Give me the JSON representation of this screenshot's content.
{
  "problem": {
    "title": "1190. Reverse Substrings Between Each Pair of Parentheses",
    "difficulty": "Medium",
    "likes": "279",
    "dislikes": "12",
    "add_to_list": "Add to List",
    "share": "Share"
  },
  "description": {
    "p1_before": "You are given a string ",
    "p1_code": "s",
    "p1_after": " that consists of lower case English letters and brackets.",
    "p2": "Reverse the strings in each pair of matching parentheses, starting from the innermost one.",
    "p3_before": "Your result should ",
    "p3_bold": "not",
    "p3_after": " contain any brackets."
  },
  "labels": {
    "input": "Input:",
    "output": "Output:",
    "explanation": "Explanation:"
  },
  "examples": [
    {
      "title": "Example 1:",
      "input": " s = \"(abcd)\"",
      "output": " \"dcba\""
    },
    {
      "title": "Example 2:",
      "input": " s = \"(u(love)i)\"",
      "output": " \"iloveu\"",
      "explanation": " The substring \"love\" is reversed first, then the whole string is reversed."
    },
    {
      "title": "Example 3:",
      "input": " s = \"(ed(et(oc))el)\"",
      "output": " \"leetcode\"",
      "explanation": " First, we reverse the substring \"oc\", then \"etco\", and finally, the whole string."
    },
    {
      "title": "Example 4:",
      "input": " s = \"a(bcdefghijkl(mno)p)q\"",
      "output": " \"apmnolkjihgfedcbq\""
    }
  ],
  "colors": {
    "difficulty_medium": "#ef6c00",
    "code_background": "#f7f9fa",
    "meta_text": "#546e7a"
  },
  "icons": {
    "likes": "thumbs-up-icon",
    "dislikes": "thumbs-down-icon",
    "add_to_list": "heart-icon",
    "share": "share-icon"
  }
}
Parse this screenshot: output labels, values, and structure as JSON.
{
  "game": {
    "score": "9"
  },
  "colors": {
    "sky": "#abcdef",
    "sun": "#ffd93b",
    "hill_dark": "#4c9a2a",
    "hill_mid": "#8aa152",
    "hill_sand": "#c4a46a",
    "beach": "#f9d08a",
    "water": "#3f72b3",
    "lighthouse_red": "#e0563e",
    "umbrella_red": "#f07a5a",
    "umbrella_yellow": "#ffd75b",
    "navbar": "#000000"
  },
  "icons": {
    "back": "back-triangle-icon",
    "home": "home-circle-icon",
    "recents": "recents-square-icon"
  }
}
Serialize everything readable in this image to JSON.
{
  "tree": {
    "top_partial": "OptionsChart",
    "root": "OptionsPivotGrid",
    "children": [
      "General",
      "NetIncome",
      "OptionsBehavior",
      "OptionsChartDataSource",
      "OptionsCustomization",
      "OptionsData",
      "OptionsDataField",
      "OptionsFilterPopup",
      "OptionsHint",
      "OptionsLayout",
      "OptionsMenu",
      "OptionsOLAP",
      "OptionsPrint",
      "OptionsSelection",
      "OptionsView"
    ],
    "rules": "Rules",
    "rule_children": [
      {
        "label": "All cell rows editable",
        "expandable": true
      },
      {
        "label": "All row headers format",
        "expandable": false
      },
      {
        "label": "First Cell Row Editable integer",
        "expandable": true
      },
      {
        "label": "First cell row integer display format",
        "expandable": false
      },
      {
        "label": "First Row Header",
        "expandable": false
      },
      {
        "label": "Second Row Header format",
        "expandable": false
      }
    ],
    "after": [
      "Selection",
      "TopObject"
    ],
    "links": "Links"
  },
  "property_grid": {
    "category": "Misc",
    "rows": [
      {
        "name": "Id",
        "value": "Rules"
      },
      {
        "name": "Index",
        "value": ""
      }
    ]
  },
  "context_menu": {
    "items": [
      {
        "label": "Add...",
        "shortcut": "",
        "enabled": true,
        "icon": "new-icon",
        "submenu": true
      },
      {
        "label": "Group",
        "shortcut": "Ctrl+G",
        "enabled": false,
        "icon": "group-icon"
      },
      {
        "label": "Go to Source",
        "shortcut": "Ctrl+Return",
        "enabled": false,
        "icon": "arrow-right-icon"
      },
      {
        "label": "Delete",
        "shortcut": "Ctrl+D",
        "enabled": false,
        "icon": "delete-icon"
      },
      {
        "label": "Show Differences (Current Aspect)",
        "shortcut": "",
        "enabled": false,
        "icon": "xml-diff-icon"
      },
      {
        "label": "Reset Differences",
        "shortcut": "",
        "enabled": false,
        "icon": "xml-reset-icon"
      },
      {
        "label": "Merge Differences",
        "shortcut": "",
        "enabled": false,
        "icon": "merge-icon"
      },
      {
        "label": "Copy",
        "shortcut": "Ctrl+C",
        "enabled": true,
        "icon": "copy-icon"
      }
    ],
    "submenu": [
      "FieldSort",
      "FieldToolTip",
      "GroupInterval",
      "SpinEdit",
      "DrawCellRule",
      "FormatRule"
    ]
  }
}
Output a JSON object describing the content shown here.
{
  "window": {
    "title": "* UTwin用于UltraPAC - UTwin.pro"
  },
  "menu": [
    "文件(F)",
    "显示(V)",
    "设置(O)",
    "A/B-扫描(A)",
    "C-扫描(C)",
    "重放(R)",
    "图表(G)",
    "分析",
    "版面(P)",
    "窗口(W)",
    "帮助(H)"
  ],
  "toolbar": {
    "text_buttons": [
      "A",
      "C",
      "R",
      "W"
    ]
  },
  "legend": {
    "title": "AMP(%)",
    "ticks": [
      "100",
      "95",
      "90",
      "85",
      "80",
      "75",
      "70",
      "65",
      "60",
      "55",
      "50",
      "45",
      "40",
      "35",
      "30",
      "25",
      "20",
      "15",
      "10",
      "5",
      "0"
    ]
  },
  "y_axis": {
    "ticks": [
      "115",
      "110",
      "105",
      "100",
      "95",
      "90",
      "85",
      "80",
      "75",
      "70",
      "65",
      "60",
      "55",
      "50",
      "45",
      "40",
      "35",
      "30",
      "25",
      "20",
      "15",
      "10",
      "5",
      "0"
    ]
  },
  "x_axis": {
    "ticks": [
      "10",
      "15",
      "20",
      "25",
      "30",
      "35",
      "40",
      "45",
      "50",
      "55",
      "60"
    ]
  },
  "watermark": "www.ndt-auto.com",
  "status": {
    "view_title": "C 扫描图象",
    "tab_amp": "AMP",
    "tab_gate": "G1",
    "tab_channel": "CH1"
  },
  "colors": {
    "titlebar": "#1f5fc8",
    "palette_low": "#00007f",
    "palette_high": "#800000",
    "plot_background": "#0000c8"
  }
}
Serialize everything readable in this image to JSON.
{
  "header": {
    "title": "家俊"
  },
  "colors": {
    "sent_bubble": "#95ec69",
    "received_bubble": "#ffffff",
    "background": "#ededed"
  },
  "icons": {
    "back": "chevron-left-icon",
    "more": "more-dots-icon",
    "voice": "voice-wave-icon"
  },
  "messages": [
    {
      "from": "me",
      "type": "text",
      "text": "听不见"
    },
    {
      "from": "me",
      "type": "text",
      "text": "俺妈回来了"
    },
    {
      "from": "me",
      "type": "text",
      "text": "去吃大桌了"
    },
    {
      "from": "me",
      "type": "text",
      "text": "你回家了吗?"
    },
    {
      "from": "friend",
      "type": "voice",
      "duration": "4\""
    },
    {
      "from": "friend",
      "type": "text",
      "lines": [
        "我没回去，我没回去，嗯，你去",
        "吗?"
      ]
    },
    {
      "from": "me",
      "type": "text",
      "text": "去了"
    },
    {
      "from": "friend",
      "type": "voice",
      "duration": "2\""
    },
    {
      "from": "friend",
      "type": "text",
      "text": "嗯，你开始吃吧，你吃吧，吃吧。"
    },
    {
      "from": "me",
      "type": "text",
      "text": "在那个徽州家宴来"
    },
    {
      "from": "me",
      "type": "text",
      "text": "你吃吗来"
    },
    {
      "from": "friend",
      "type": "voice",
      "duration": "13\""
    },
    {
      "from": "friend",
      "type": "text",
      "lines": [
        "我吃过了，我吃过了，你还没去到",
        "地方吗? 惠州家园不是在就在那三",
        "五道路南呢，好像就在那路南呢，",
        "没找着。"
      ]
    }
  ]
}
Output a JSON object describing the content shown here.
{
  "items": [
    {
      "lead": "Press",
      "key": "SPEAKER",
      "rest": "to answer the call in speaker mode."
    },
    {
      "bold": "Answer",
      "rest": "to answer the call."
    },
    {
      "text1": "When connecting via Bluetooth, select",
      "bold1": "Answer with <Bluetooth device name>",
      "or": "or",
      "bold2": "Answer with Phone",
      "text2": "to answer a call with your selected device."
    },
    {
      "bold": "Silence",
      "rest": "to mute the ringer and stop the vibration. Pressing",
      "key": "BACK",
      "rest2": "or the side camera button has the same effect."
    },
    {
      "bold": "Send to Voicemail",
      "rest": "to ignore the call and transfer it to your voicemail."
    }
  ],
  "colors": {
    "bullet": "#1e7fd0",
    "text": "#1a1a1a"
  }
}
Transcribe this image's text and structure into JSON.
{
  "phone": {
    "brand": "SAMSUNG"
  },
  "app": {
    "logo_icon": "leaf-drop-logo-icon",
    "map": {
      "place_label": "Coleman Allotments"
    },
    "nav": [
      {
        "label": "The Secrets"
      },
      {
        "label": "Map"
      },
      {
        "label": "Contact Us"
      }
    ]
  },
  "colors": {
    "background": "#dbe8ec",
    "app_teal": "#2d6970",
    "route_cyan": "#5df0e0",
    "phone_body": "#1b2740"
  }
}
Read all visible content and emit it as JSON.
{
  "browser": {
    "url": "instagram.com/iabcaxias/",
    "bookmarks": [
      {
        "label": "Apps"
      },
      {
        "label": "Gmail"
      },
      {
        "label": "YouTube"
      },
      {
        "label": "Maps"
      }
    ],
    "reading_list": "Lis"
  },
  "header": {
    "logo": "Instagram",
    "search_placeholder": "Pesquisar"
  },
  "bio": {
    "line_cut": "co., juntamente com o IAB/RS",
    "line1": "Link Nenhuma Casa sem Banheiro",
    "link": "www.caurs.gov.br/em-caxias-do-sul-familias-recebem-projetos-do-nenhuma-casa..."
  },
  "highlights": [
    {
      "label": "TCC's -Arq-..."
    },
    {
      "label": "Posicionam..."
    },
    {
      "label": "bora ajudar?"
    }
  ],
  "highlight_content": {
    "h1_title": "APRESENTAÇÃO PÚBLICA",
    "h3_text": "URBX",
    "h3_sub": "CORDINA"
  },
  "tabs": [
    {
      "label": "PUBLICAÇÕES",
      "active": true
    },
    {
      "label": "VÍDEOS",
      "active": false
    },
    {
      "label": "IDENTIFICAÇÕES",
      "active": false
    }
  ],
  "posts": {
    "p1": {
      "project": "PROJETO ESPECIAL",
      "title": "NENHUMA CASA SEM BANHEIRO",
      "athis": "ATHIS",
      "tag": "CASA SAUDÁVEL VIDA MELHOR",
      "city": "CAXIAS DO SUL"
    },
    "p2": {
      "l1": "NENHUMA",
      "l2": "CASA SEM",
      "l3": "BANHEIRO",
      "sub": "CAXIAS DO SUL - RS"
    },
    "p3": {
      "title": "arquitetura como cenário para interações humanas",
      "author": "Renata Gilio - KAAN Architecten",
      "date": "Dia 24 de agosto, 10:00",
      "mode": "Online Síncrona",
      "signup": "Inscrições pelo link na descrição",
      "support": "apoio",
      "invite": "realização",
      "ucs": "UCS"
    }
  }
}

• [REQUIREMENT] Write out every line of the listing that holds the word "JSON".

• [TASK RESPONSE]
Give me the JSON representation of this screenshot's content.
Parse this screenshot: output labels, values, and structure as JSON.
Serialize everything readable in this image to JSON.
Output a JSON object describing the content shown here.
Serialize everything readable in this image to JSON.
Output a JSON object describing the content shown here.
Transcribe this image's text and structure into JSON.
Read all visible content and emit it as JSON.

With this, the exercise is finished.